Um cacho de uvas pode ser um produto de luxo. Há quem cruze o mundo para conhecer estes diamantes portugueses em bruto

1 set, 20:00
Reportagem Vindimas e Castas (DR)

Portugal é o terceiro país do mundo mais rico em tipos de uvas. A curiosidade crescente pelas castas portuguesas está a levar muitos produtores a virarem-se para a produção de vinhos monocasta, ou seja, feitos apenas com uma variedade. Por cá, começa agora a ganhar força uma tradição consolidada no estrangeiro: a de pedir o vinho pela casta de que é feito. A Touriga Nacional e o Arinto estão entre os preferidos. E, pela sua resistência, estas castas são encaradas pelos produtores como uma boa resposta ao impacto das alterações climáticas nas vindimas

Este dia de agosto começa cedo em Vila Chã de Ourique, no Cartaxo, Santarém. Os chapéus de palha protegem do sol cada vez mais forte, permitem encontrar os trabalhadores entre as vinhas quando vistos do céu. As mãos apalpam os cachos de Touriga Nacional, uma das castas de maior sucesso em Portugal.

Fala-se em Touriga Nacional para realçar um fenómeno a ganhar força no setor do vinho em Portugal: o maior interesse dos consumidores em entender as características de cada uma das castas. E há quem venha do outro lado do mundo, de propósito, para conhecer as uvas com ADN nacional.

Vinhas de ODE Winery em Vila Chã de Ourique, Cartaxo (DR)

Até porque Portugal é o terceiro país do mundo mais rico em variedade de uvas. À nossa frente, no número de castas, ficam apenas Geórgia e Itália. “Temos a benção de ser o berço de mais de 300 castas. Isso, naturalmente, suscita muita curiosidade nos consumidores e nos apaixonados pelos vinhos”, explica Maria Vicente, enóloga na ODE Winery, que produz cerca de 80 mil garrafas de vinho por ano. 

A riqueza de Portugal no que respeita às uvas, diz, é uma “herança” que vem dos tempos da ocupação romana. É caso para dizer que é no nosso passado que está o futuro do setor do vinho em Portugal.

E se precisar de ajuda para dar os primeiros passos neste mundo, aqui vão algumas das castas portuguesas mais conhecidas. Nas tintas temos a Touriga Nacional, a Baga, a Trincadeira ou o Aragonez. Nas brancas destacam-se o Alvarinho, o Arinto, o Encruzado, a Fernão Pires ou a Antão Vaz.

Touriga Nacional: há quem a chame de "a rainha" da vinha portuguesa (DR)

Tradição lá fora, tendência cá dentro

Em Portugal, há muitas formas de se pedir um vinho. Primeiro, escolhemos se queremos branco, tinto ou rosé. Depois, aplicamos uma das 14 regiões vitivinícolas que constituem o país. Exemplos: quero um branco do Alentejo, quero um tinto do Dão. O tipo de uva que vai lá dentro, geralmente, não gera grande discussão.

..............................

### O que fazer
A - Reproduza o trecho da reportagem sobre as castas portuguesas entre "Um cacho de" e "e Castas (DR)", inclusive.
B - Prossiga a reportagem sobre as castas portuguesas a partir da última frase apresentada.

### Dados fornecidos
..............................

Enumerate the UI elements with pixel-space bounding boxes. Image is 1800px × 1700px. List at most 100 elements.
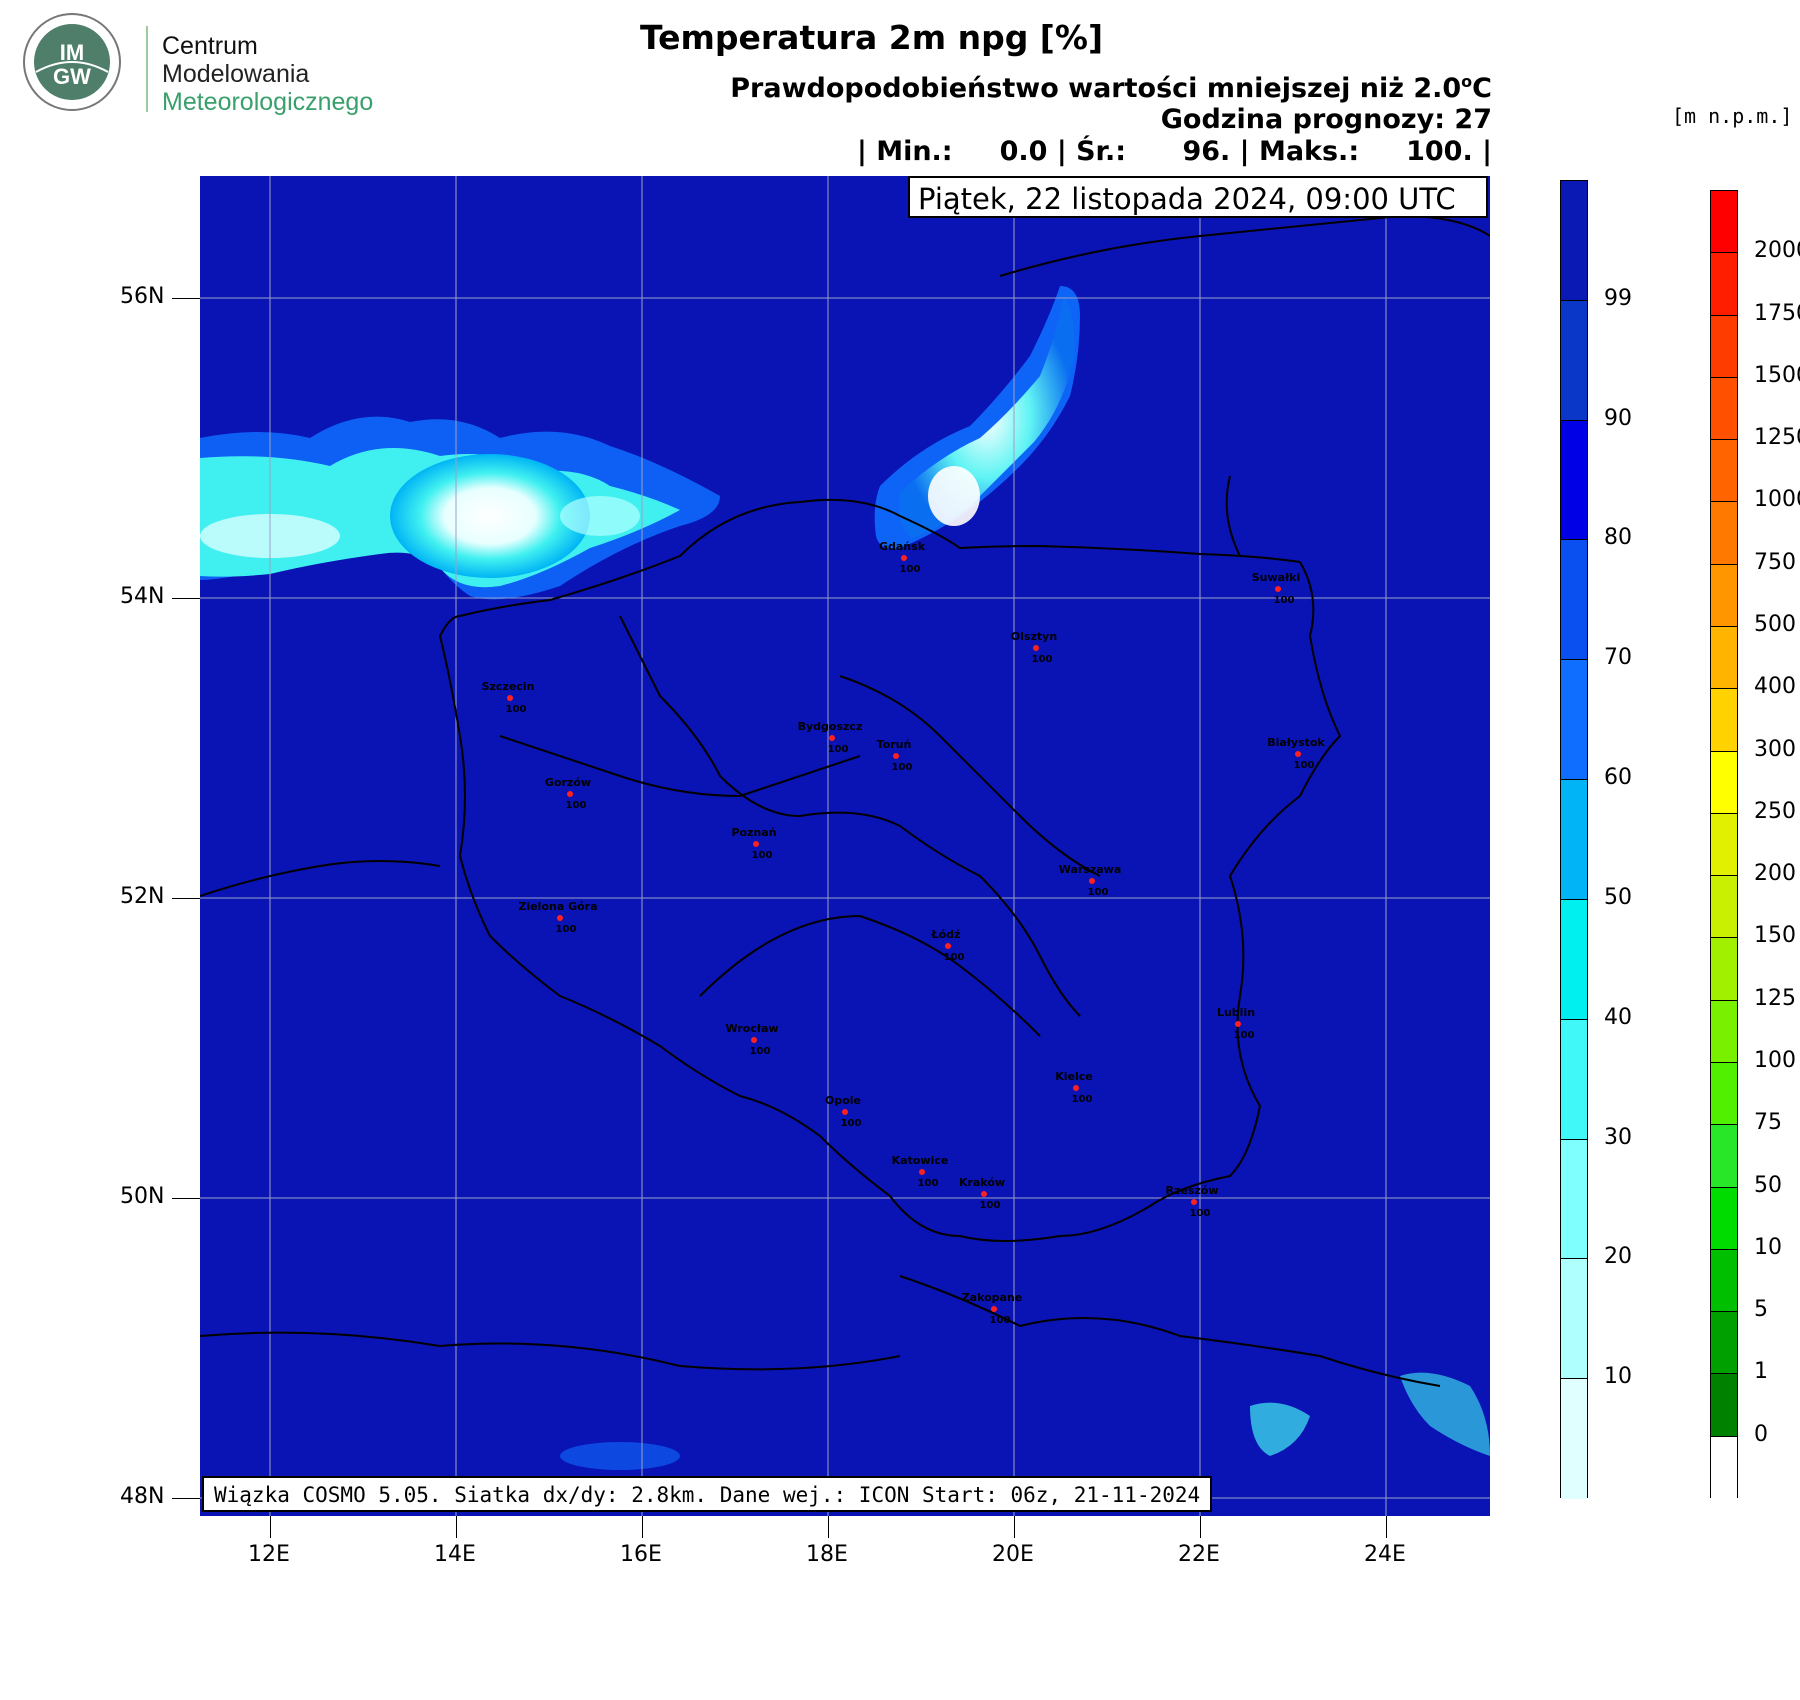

..............................

### Respostas por ordem
A -
Um cacho de uvas pode ser um produto de luxo. Há quem cruze o mundo para conhecer estes diamantes portugueses em bruto

1 set, 20:00
Reportagem Vindimas e Castas (DR)

B -
Contudo, fora de portas, a tradição é outra. Há muito que os anglo-saxónicos, por exemplo, estão habituados a pedir um vinho pela casta. Chegam a um bar e pedem um Cabernet Sauvignon, um Sauvignon Blanc ou um Syrah. É pela casta que escolhem o vinho.

“Para o mercado anglo-saxónico, é muito mais fácil de entender os vinhos pela casta, porque sabem aquilo com que vão contar. Sabem que uma Touriga Nacional vai ser um vinho encorpado, com aroma floral e um tanino polido. Acaba por haver abertura, nesses mercados, para as monocastas”, confirma Alexandre Relvas, produtor de Casa Relvas, que produz mais de oito milhões de garrafas de vinho por ano a partir de São Miguel de Machede, em Évora. Destas, 75% vão para exportação.

Uma tendência que está a ganhar força entre os apreciadores de vinho também em Portugal. “O português começa agora a descobrir as especificidades das castas. Temos um restaurante onde muitos clientes vêm especificamente para provar arinto, Fernão-Pires, Touriga Nacional. Começa a acontecer com alguma frequência”, diz Maria Vicente.

Maria Vicente, enóloga da ODE Winery (DR)

Os produtores nacionais, atentos a esta realidade, estão também a adaptar a sua oferta, apostando nos chamados vinhos monocasta. Ou seja, com apenas um tipo de uva. São bebidas que ajudam o consumidor a perceber melhor aquilo de que gosta, por exemplo, no que respeita à acidez do vinho. “Se gostar de vinhos de elevada acidez, provavelmente vou gostar muito de um Arinto ou de um Alvarinho”, sugere Maria Vicente.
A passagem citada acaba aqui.